[BEGIN]
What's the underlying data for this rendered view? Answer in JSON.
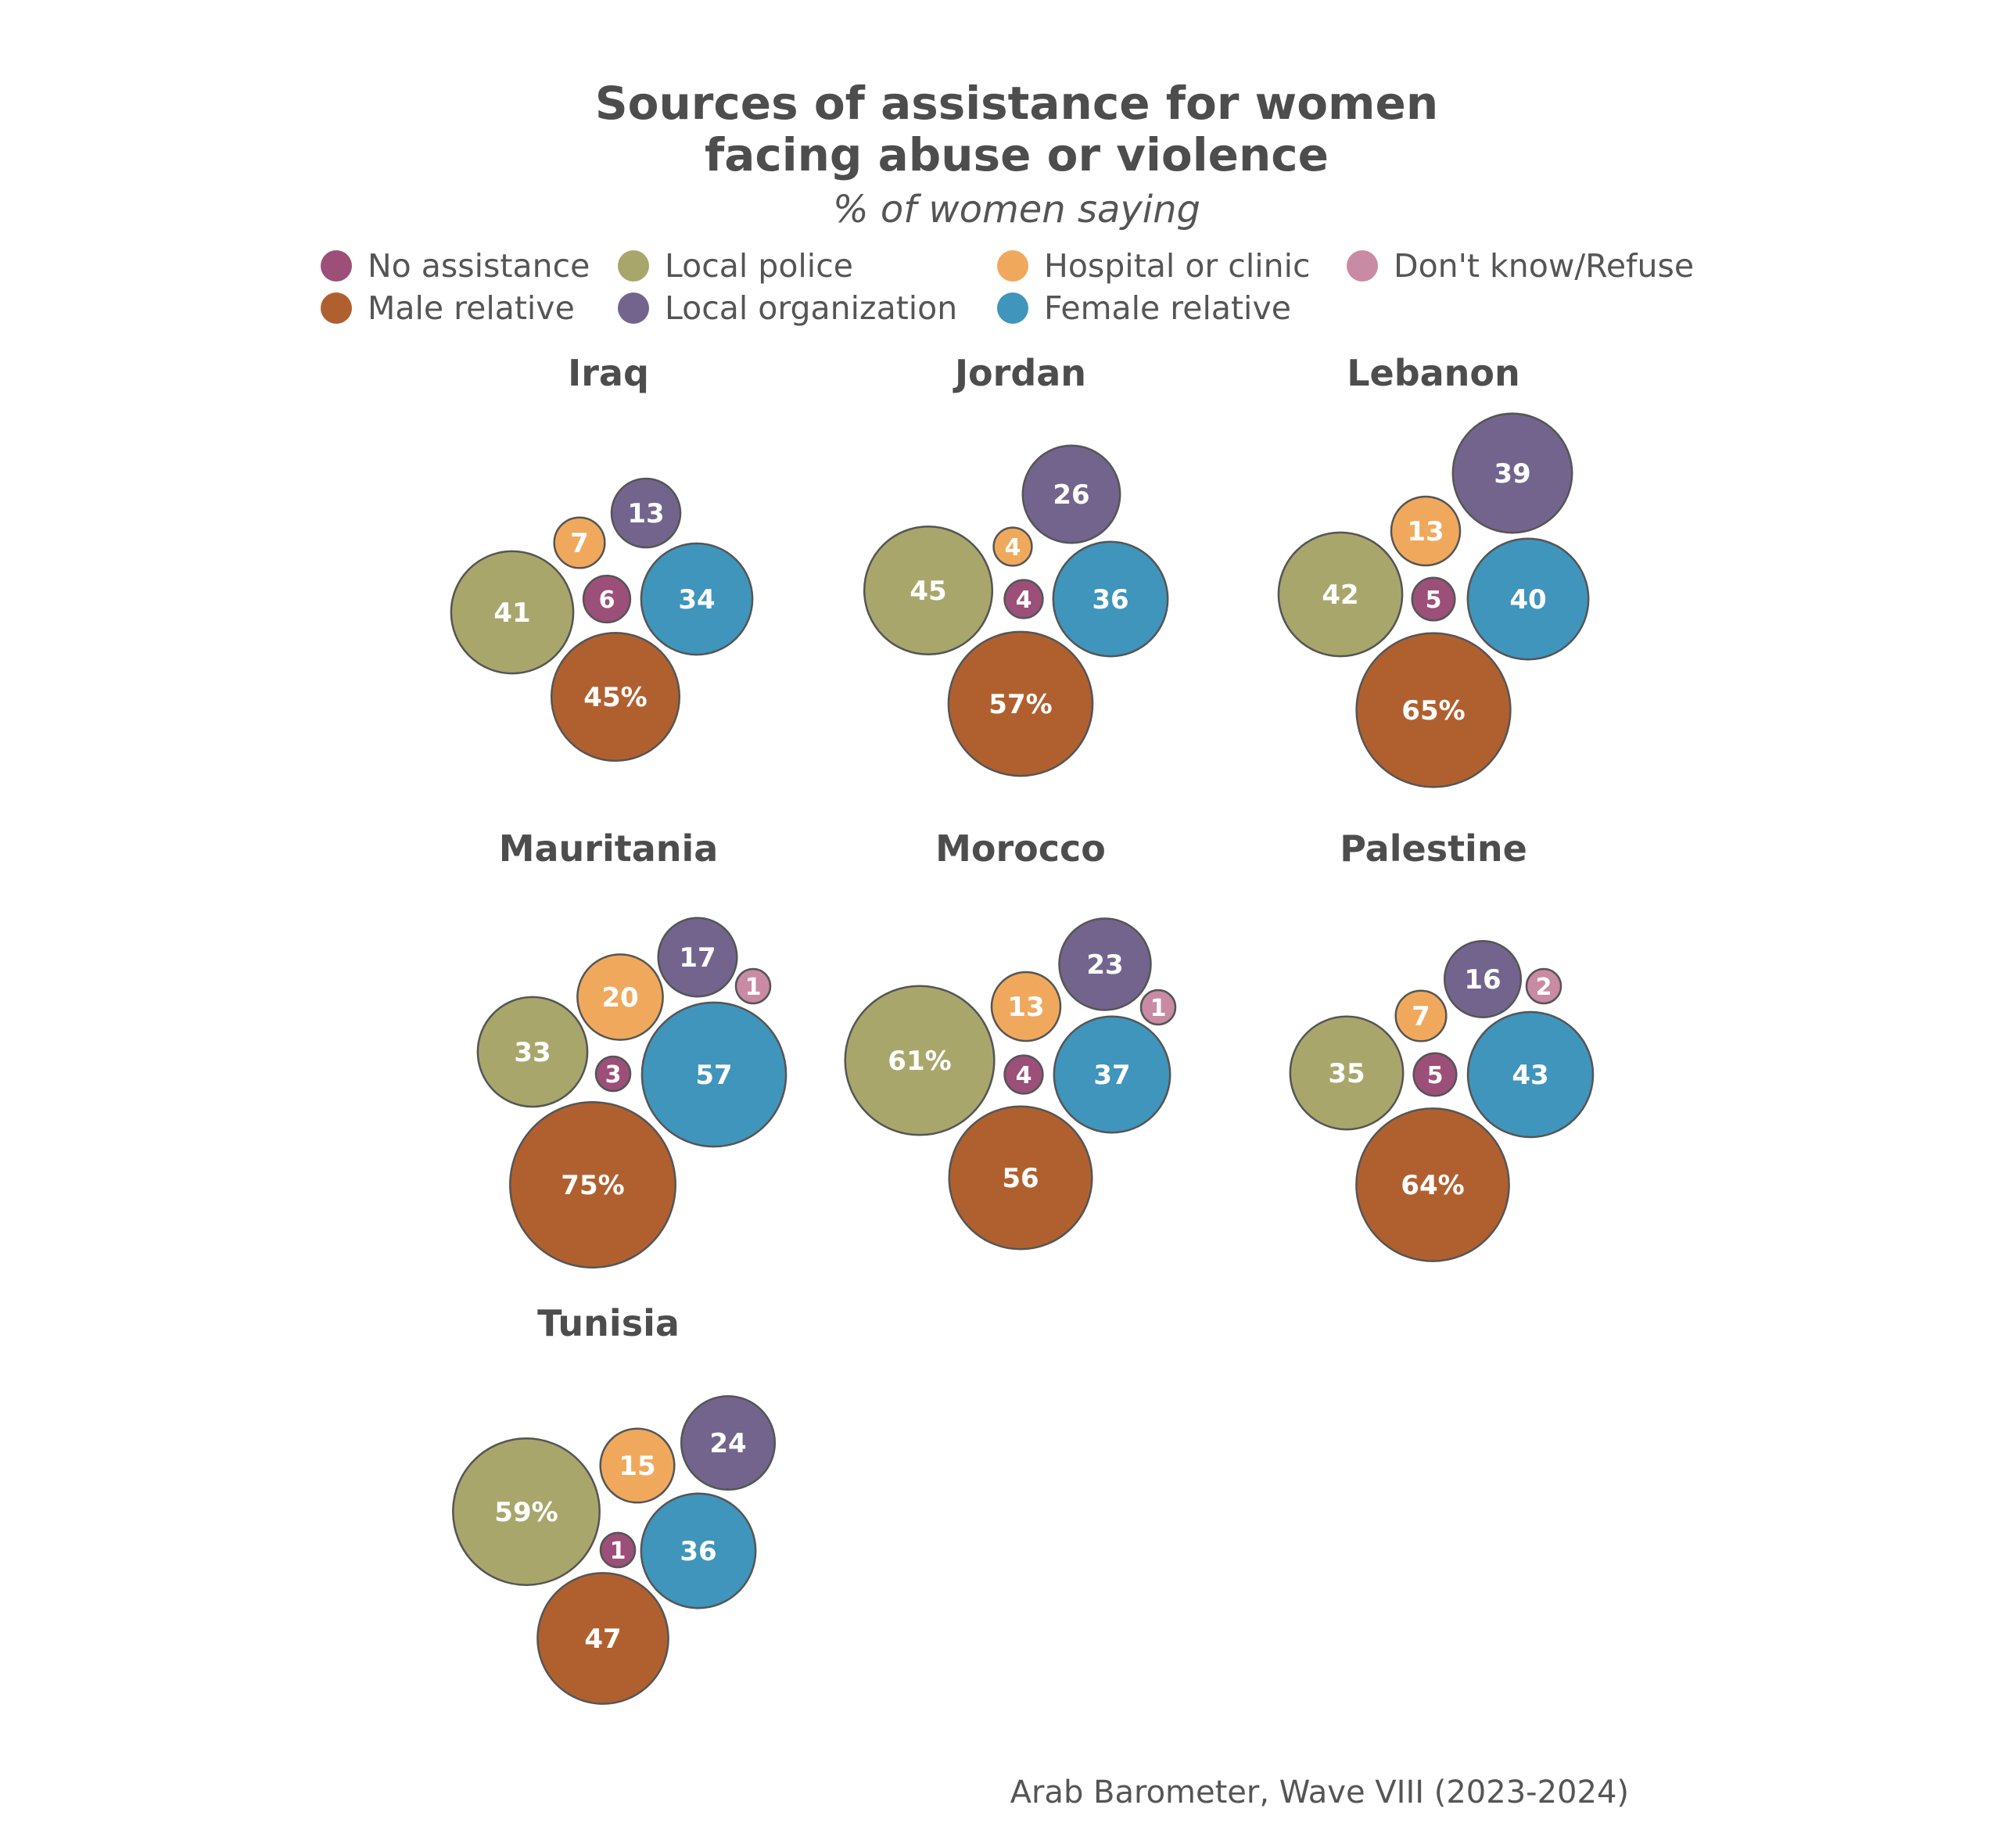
{
  "chart_data": {
    "type": "bubble",
    "title": [
      "Sources of assistance for women",
      "facing abuse or violence"
    ],
    "subtitle": "% of women saying",
    "caption": "Arab Barometer, Wave VIII (2023-2024)",
    "legend_placement": "top",
    "legend": [
      {
        "key": "no_assistance",
        "label": "No assistance",
        "color": "#9c4f78"
      },
      {
        "key": "local_police",
        "label": "Local police",
        "color": "#a9a66b"
      },
      {
        "key": "hospital",
        "label": "Hospital or clinic",
        "color": "#f0a95c"
      },
      {
        "key": "dont_know",
        "label": "Don't know/Refuse",
        "color": "#c98aa4"
      },
      {
        "key": "male_relative",
        "label": "Male relative",
        "color": "#b0602f"
      },
      {
        "key": "local_org",
        "label": "Local organization",
        "color": "#73648e"
      },
      {
        "key": "female_relative",
        "label": "Female relative",
        "color": "#3f95bb"
      }
    ],
    "panels": [
      {
        "country": "Iraq",
        "values": {
          "no_assistance": "6",
          "local_police": "41",
          "hospital": "7",
          "male_relative": "45%",
          "local_org": "13",
          "female_relative": "34"
        }
      },
      {
        "country": "Jordan",
        "values": {
          "no_assistance": "4",
          "local_police": "45",
          "hospital": "4",
          "male_relative": "57%",
          "local_org": "26",
          "female_relative": "36"
        }
      },
      {
        "country": "Lebanon",
        "values": {
          "no_assistance": "5",
          "local_police": "42",
          "hospital": "13",
          "male_relative": "65%",
          "local_org": "39",
          "female_relative": "40"
        }
      },
      {
        "country": "Mauritania",
        "values": {
          "no_assistance": "3",
          "local_police": "33",
          "hospital": "20",
          "dont_know": "1",
          "male_relative": "75%",
          "local_org": "17",
          "female_relative": "57"
        }
      },
      {
        "country": "Morocco",
        "values": {
          "no_assistance": "4",
          "local_police": "61%",
          "hospital": "13",
          "dont_know": "1",
          "male_relative": "56",
          "local_org": "23",
          "female_relative": "37"
        }
      },
      {
        "country": "Palestine",
        "values": {
          "no_assistance": "5",
          "local_police": "35",
          "hospital": "7",
          "dont_know": "2",
          "male_relative": "64%",
          "local_org": "16",
          "female_relative": "43"
        }
      },
      {
        "country": "Tunisia",
        "values": {
          "no_assistance": "1",
          "local_police": "59%",
          "hospital": "15",
          "male_relative": "47",
          "local_org": "24",
          "female_relative": "36"
        }
      }
    ]
  }
}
[END]
Take the data above and repeat it exactly, leaving each picture out.

What's the underlying data for this rendered view? Answer in JSON.
{
  "chart_data": {
    "type": "bubble",
    "title": [
      "Sources of assistance for women",
      "facing abuse or violence"
    ],
    "subtitle": "% of women saying",
    "caption": "Arab Barometer, Wave VIII (2023-2024)",
    "legend_placement": "top",
    "legend": [
      {
        "key": "no_assistance",
        "label": "No assistance",
        "color": "#9c4f78"
      },
      {
        "key": "local_police",
        "label": "Local police",
        "color": "#a9a66b"
      },
      {
        "key": "hospital",
        "label": "Hospital or clinic",
        "color": "#f0a95c"
      },
      {
        "key": "dont_know",
        "label": "Don't know/Refuse",
        "color": "#c98aa4"
      },
      {
        "key": "male_relative",
        "label": "Male relative",
        "color": "#b0602f"
      },
      {
        "key": "local_org",
        "label": "Local organization",
        "color": "#73648e"
      },
      {
        "key": "female_relative",
        "label": "Female relative",
        "color": "#3f95bb"
      }
    ],
    "panels": [
      {
        "country": "Iraq",
        "values": {
          "no_assistance": "6",
          "local_police": "41",
          "hospital": "7",
          "male_relative": "45%",
          "local_org": "13",
          "female_relative": "34"
        }
      },
      {
        "country": "Jordan",
        "values": {
          "no_assistance": "4",
          "local_police": "45",
          "hospital": "4",
          "male_relative": "57%",
          "local_org": "26",
          "female_relative": "36"
        }
      },
      {
        "country": "Lebanon",
        "values": {
          "no_assistance": "5",
          "local_police": "42",
          "hospital": "13",
          "male_relative": "65%",
          "local_org": "39",
          "female_relative": "40"
        }
      },
      {
        "country": "Mauritania",
        "values": {
          "no_assistance": "3",
          "local_police": "33",
          "hospital": "20",
          "dont_know": "1",
          "male_relative": "75%",
          "local_org": "17",
          "female_relative": "57"
        }
      },
      {
        "country": "Morocco",
        "values": {
          "no_assistance": "4",
          "local_police": "61%",
          "hospital": "13",
          "dont_know": "1",
          "male_relative": "56",
          "local_org": "23",
          "female_relative": "37"
        }
      },
      {
        "country": "Palestine",
        "values": {
          "no_assistance": "5",
          "local_police": "35",
          "hospital": "7",
          "dont_know": "2",
          "male_relative": "64%",
          "local_org": "16",
          "female_relative": "43"
        }
      },
      {
        "country": "Tunisia",
        "values": {
          "no_assistance": "1",
          "local_police": "59%",
          "hospital": "15",
          "male_relative": "47",
          "local_org": "24",
          "female_relative": "36"
        }
      }
    ]
  }
}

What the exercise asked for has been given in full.